Locate each line of the material that contains "năng", then return it.

[Dataset excerpt]
+ + + + + + +

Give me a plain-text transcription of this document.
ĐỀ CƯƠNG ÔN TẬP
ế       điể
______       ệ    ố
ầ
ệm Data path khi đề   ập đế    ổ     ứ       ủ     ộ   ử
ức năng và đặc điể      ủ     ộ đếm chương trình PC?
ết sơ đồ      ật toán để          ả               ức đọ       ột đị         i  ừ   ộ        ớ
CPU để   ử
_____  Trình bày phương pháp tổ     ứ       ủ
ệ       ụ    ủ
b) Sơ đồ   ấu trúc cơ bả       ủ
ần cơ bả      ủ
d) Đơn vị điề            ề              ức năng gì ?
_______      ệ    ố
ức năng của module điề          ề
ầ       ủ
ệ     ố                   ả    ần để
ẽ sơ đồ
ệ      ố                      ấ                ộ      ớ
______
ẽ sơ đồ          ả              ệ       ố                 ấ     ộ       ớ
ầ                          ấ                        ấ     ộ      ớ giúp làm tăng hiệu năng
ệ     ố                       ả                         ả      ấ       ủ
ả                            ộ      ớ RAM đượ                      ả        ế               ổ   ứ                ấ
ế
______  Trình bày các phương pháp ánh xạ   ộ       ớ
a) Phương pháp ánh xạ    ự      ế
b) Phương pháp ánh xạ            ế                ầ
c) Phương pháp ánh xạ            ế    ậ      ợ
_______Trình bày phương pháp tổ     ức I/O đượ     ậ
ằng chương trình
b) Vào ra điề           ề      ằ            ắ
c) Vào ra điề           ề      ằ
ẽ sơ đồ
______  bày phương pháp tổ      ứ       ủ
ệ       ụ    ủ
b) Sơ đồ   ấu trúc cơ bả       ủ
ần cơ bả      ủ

+ + + + + + +

## FINISHED TASK
ức năng và đặc điể      ủ     ộ đếm chương trình PC?
d) Đơn vị điề            ề              ức năng gì ?
ức năng của module điề          ề
ầ                          ấ                        ấ     ộ      ớ giúp làm tăng hiệu năng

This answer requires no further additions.